> **Written instruction**:
Leave out the pictures and copy the remaining records exactly.

> **Given data**:
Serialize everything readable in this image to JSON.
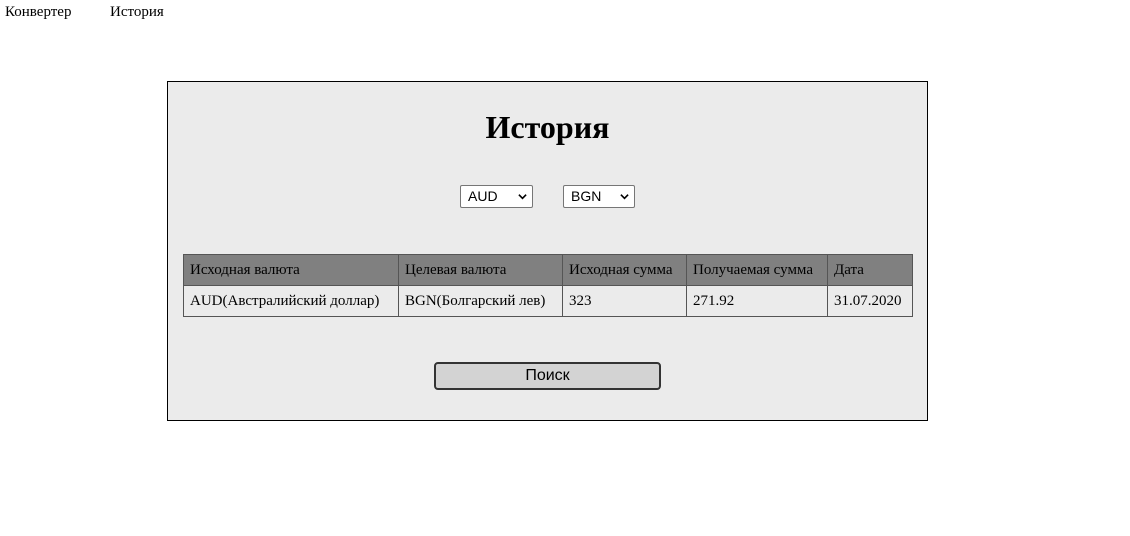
{
  "nav": {
    "converter_label": "Конвертер",
    "history_label": "История"
  },
  "main": {
    "title": "История",
    "from_currency": "AUD",
    "to_currency": "BGN",
    "table": {
      "headers": [
        "Исходная валюта",
        "Целевая валюта",
        "Исходная сумма",
        "Получаемая сумма",
        "Дата"
      ],
      "rows": [
        [
          "AUD(Австралийский доллар)",
          "BGN(Болгарский лев)",
          "323",
          "271.92",
          "31.07.2020"
        ]
      ]
    },
    "search_label": "Поиск"
  }
}
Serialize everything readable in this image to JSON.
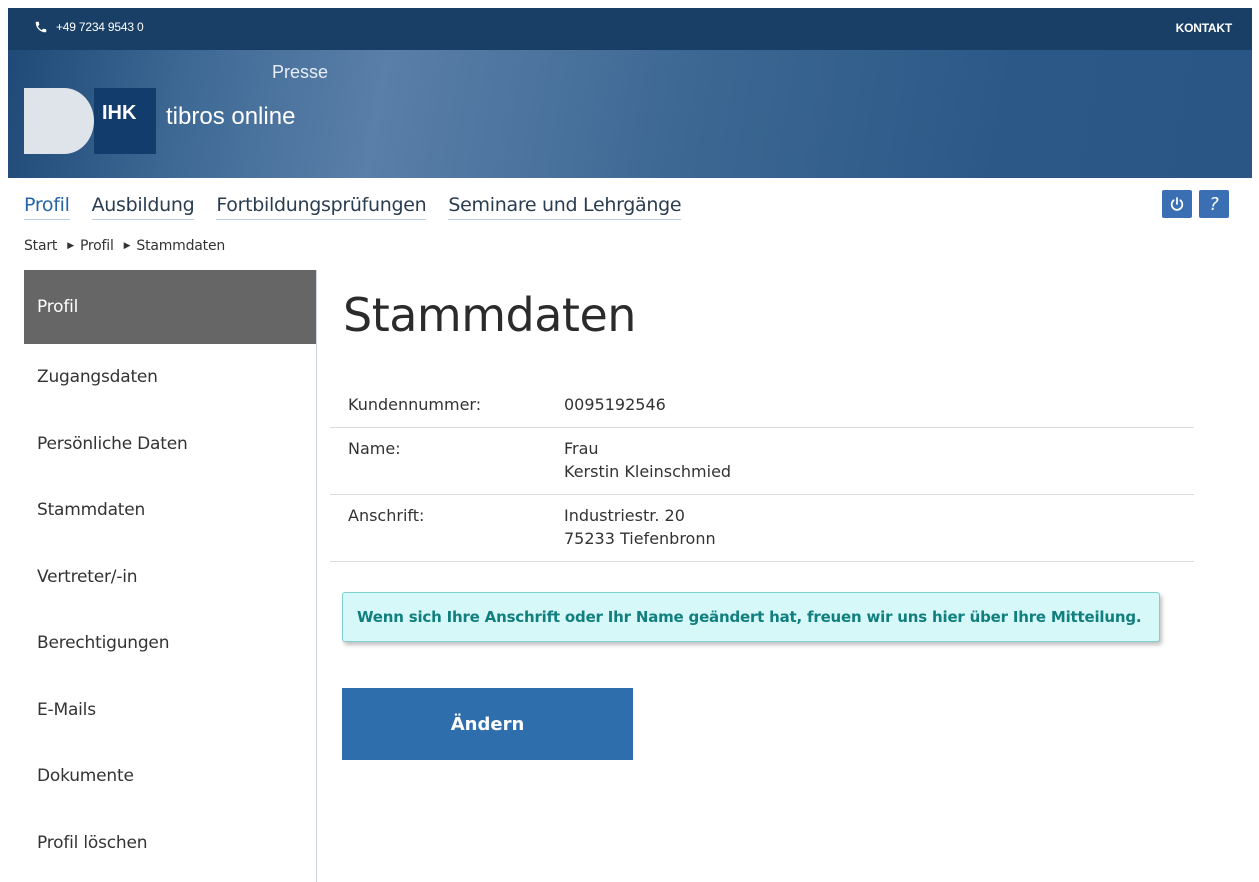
{
  "topbar": {
    "phone": "+49 7234 9543 0",
    "contact": "KONTAKT"
  },
  "banner": {
    "section": "Presse",
    "logo_text": "IHK",
    "brand": "tibros online"
  },
  "mainnav": {
    "items": [
      "Profil",
      "Ausbildung",
      "Fortbildungsprüfungen",
      "Seminare und Lehrgänge"
    ],
    "active": "Profil"
  },
  "icons": {
    "help": "?"
  },
  "breadcrumb": [
    "Start",
    "Profil",
    "Stammdaten"
  ],
  "sidebar": {
    "items": [
      "Profil",
      "Zugangsdaten",
      "Persönliche Daten",
      "Stammdaten",
      "Vertreter/-in",
      "Berechtigungen",
      "E-Mails",
      "Dokumente",
      "Profil löschen"
    ],
    "active": "Profil"
  },
  "main": {
    "title": "Stammdaten",
    "rows": [
      {
        "label": "Kundennummer:",
        "lines": [
          "0095192546"
        ]
      },
      {
        "label": "Name:",
        "lines": [
          "Frau",
          "Kerstin Kleinschmied"
        ]
      },
      {
        "label": "Anschrift:",
        "lines": [
          "Industriestr. 20",
          "75233 Tiefenbronn"
        ]
      }
    ],
    "info": "Wenn sich Ihre Anschrift oder Ihr Name geändert hat, freuen wir uns hier über Ihre Mitteilung.",
    "button": "Ändern"
  },
  "colors": {
    "topbar": "#1a3f66",
    "accent": "#2f6ead",
    "sidebar_active": "#666666",
    "info_bg": "#d6f8f8",
    "info_text": "#127f7f"
  }
}
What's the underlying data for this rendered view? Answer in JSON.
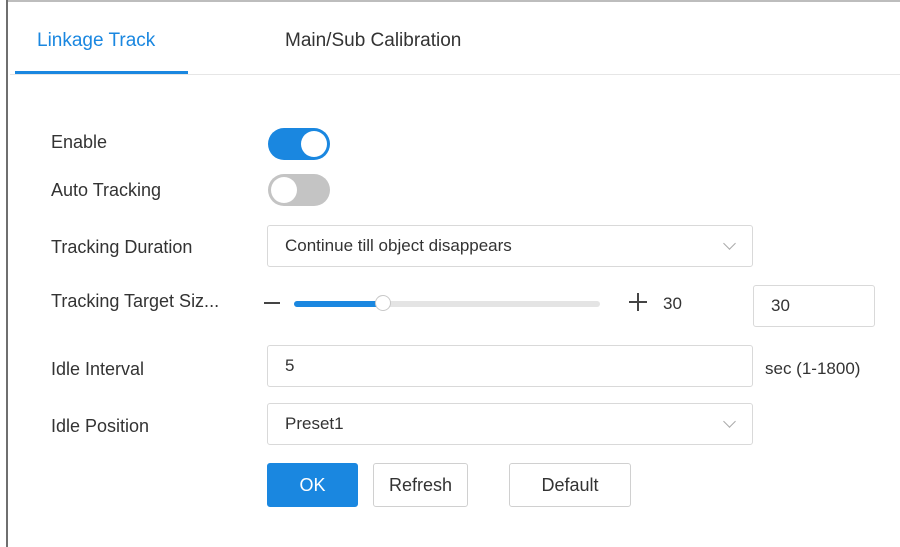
{
  "tabs": [
    {
      "label": "Linkage Track",
      "active": true
    },
    {
      "label": "Main/Sub Calibration",
      "active": false
    }
  ],
  "form": {
    "enable": {
      "label": "Enable",
      "on": true
    },
    "auto_tracking": {
      "label": "Auto Tracking",
      "on": false
    },
    "tracking_duration": {
      "label": "Tracking Duration",
      "value": "Continue till object disappears"
    },
    "tracking_target_size": {
      "label": "Tracking Target Siz...",
      "value": "30",
      "input_value": "30",
      "fraction": 0.29
    },
    "idle_interval": {
      "label": "Idle Interval",
      "value": "5",
      "unit": "sec (1-1800)"
    },
    "idle_position": {
      "label": "Idle Position",
      "value": "Preset1"
    }
  },
  "buttons": {
    "ok": "OK",
    "refresh": "Refresh",
    "default": "Default"
  },
  "colors": {
    "accent": "#1a87e0",
    "toggle_off": "#c4c4c4"
  }
}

> **Response to the exercise**:
Serialize everything readable in this image to JSON.
{
  "nav": {
    "converter_label": "Конвертер",
    "history_label": "История"
  },
  "main": {
    "title": "История",
    "from_currency": "AUD",
    "to_currency": "BGN",
    "table": {
      "headers": [
        "Исходная валюта",
        "Целевая валюта",
        "Исходная сумма",
        "Получаемая сумма",
        "Дата"
      ],
      "rows": [
        [
          "AUD(Австралийский доллар)",
          "BGN(Болгарский лев)",
          "323",
          "271.92",
          "31.07.2020"
        ]
      ]
    },
    "search_label": "Поиск"
  }
}
Serialize everything readable in this image to JSON.
{
  "topbar": {
    "phone": "+49 7234 9543 0",
    "contact": "KONTAKT"
  },
  "banner": {
    "section": "Presse",
    "logo_text": "IHK",
    "brand": "tibros online"
  },
  "mainnav": {
    "items": [
      "Profil",
      "Ausbildung",
      "Fortbildungsprüfungen",
      "Seminare und Lehrgänge"
    ],
    "active": "Profil"
  },
  "icons": {
    "help": "?"
  },
  "breadcrumb": [
    "Start",
    "Profil",
    "Stammdaten"
  ],
  "sidebar": {
    "items": [
      "Profil",
      "Zugangsdaten",
      "Persönliche Daten",
      "Stammdaten",
      "Vertreter/-in",
      "Berechtigungen",
      "E-Mails",
      "Dokumente",
      "Profil löschen"
    ],
    "active": "Profil"
  },
  "main": {
    "title": "Stammdaten",
    "rows": [
      {
        "label": "Kundennummer:",
        "lines": [
          "0095192546"
        ]
      },
      {
        "label": "Name:",
        "lines": [
          "Frau",
          "Kerstin Kleinschmied"
        ]
      },
      {
        "label": "Anschrift:",
        "lines": [
          "Industriestr. 20",
          "75233 Tiefenbronn"
        ]
      }
    ],
    "info": "Wenn sich Ihre Anschrift oder Ihr Name geändert hat, freuen wir uns hier über Ihre Mitteilung.",
    "button": "Ändern"
  },
  "colors": {
    "topbar": "#1a3f66",
    "accent": "#2f6ead",
    "sidebar_active": "#666666",
    "info_bg": "#d6f8f8",
    "info_text": "#127f7f"
  }
}
What's the underlying data for this rendered view? Answer in JSON.
{
  "tabs": [
    {
      "label": "Linkage Track",
      "active": true
    },
    {
      "label": "Main/Sub Calibration",
      "active": false
    }
  ],
  "form": {
    "enable": {
      "label": "Enable",
      "on": true
    },
    "auto_tracking": {
      "label": "Auto Tracking",
      "on": false
    },
    "tracking_duration": {
      "label": "Tracking Duration",
      "value": "Continue till object disappears"
    },
    "tracking_target_size": {
      "label": "Tracking Target Siz...",
      "value": "30",
      "input_value": "30",
      "fraction": 0.29
    },
    "idle_interval": {
      "label": "Idle Interval",
      "value": "5",
      "unit": "sec (1-1800)"
    },
    "idle_position": {
      "label": "Idle Position",
      "value": "Preset1"
    }
  },
  "buttons": {
    "ok": "OK",
    "refresh": "Refresh",
    "default": "Default"
  },
  "colors": {
    "accent": "#1a87e0",
    "toggle_off": "#c4c4c4"
  }
}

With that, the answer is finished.